SHORT TASK: Pick out each line below containing "text".

-- BEGIN --

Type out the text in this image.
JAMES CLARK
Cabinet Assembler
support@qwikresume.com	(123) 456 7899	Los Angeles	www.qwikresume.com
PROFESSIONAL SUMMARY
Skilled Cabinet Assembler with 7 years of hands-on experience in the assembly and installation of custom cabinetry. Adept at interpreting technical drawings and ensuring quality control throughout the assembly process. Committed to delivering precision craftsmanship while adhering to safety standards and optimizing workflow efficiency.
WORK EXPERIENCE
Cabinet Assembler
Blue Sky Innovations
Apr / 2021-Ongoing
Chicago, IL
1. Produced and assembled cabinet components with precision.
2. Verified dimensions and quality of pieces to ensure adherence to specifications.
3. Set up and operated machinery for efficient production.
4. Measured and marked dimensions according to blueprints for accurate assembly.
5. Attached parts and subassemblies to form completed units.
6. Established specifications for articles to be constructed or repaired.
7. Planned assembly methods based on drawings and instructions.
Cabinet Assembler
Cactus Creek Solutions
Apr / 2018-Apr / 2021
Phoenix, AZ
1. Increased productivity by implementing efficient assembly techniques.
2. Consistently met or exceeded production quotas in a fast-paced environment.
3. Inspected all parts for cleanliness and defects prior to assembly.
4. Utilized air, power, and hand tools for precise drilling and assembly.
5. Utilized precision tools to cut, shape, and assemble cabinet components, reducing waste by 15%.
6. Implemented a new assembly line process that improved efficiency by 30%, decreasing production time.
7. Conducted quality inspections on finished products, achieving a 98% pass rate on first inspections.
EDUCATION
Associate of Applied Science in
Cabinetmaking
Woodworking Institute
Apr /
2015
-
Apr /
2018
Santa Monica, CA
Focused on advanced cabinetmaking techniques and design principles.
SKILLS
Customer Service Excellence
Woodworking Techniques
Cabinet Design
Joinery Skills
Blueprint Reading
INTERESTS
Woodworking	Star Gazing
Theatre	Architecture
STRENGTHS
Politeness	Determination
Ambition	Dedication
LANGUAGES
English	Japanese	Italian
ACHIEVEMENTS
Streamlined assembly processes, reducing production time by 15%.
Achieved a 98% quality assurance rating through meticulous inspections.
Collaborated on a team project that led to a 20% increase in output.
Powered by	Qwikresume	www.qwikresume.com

-- END --
-- BEGIN --

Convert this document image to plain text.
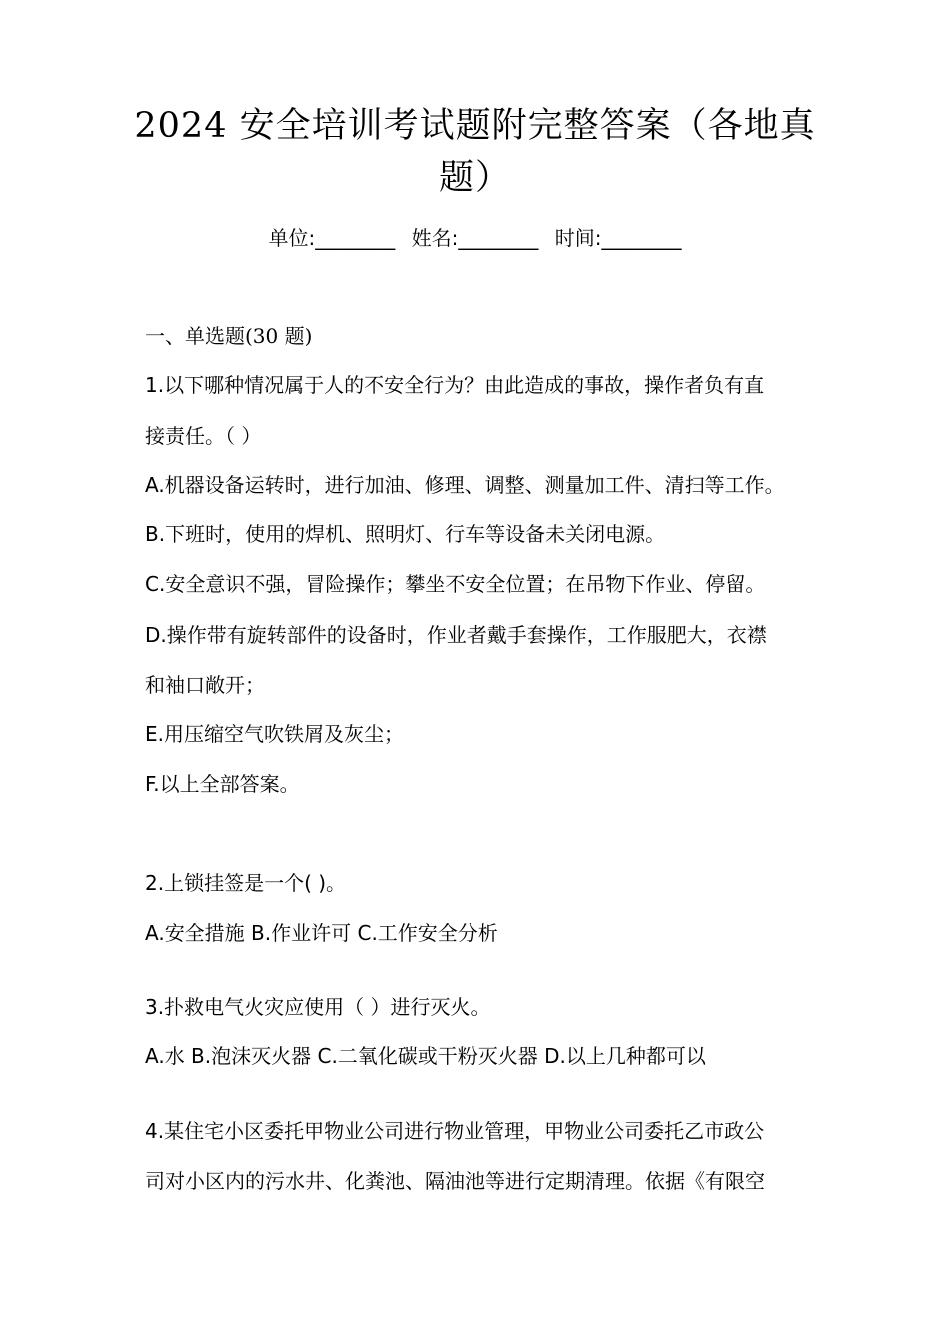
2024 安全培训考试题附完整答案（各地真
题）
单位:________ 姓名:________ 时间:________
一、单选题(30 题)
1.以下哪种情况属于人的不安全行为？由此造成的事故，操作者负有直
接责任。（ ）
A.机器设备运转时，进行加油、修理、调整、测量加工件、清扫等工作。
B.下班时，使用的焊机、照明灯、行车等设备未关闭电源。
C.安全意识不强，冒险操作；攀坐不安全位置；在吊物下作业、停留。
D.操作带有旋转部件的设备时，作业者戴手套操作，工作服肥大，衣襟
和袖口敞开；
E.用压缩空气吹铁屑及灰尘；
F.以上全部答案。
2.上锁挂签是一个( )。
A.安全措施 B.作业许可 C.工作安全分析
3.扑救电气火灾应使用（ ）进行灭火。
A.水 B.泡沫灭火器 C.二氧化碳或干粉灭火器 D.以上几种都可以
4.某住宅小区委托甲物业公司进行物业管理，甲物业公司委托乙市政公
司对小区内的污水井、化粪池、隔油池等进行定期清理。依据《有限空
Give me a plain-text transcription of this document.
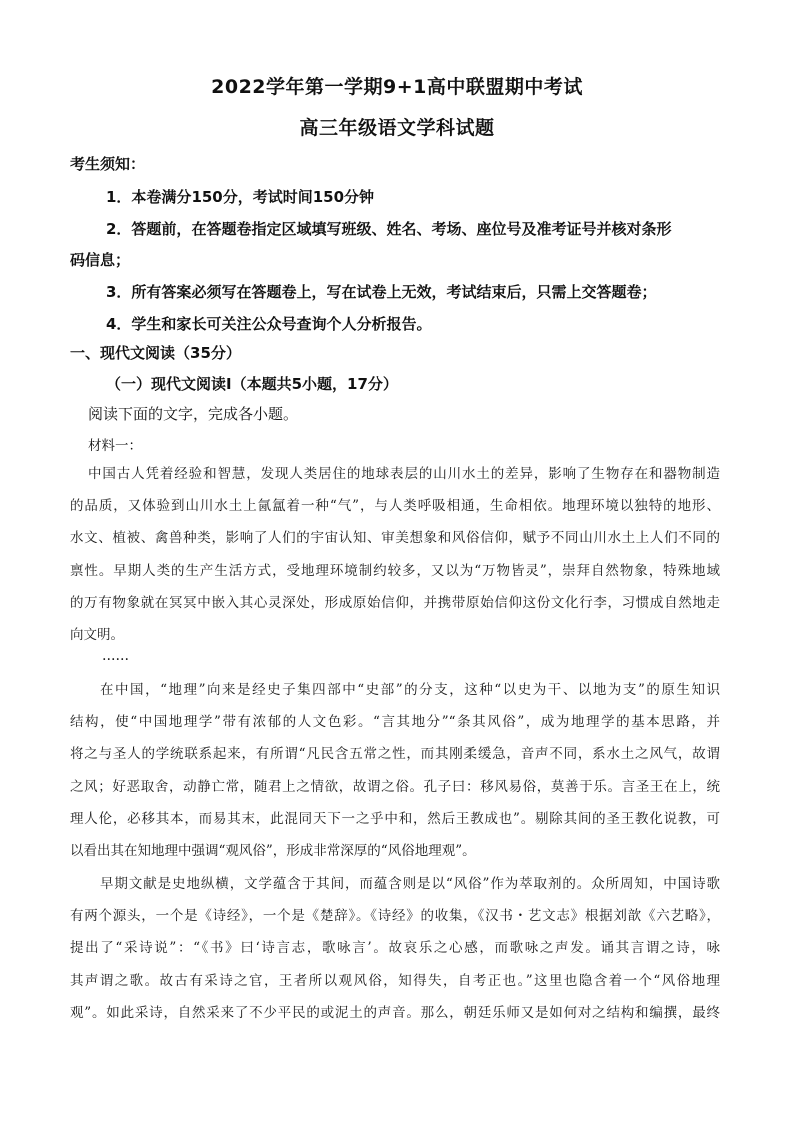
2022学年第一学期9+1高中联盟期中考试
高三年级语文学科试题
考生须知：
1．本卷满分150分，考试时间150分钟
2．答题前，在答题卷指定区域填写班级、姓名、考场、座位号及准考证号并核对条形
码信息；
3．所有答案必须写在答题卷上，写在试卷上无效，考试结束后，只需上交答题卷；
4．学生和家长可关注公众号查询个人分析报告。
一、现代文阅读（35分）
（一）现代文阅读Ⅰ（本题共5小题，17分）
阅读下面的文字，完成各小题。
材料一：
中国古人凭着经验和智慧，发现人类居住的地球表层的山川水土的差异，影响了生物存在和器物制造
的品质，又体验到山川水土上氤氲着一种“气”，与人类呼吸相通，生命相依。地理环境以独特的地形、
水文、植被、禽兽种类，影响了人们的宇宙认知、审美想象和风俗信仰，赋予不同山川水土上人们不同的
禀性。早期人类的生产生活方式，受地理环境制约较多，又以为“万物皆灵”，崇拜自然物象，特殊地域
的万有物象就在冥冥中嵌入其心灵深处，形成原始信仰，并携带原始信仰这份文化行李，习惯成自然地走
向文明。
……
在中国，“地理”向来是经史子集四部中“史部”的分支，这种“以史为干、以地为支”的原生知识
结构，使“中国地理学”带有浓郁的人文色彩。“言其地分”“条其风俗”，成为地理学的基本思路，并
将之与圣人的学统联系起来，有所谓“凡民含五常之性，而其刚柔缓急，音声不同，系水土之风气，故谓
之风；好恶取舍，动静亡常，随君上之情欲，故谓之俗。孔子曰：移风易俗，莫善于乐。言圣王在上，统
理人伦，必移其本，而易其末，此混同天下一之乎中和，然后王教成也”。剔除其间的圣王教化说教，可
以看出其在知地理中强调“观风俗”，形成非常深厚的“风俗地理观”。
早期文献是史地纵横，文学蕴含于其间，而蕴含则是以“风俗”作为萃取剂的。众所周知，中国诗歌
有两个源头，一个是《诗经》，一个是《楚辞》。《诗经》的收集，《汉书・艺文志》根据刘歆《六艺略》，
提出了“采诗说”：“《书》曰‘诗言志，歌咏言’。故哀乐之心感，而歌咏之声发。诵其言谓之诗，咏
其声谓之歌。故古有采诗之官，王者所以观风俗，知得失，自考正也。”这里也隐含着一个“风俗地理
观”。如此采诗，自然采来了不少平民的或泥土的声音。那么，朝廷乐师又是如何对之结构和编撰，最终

-- END --

FINAL RESULT:
Type out the text in this image.
Convert this document image to plain text.
Give me a plain-text transcription of this document.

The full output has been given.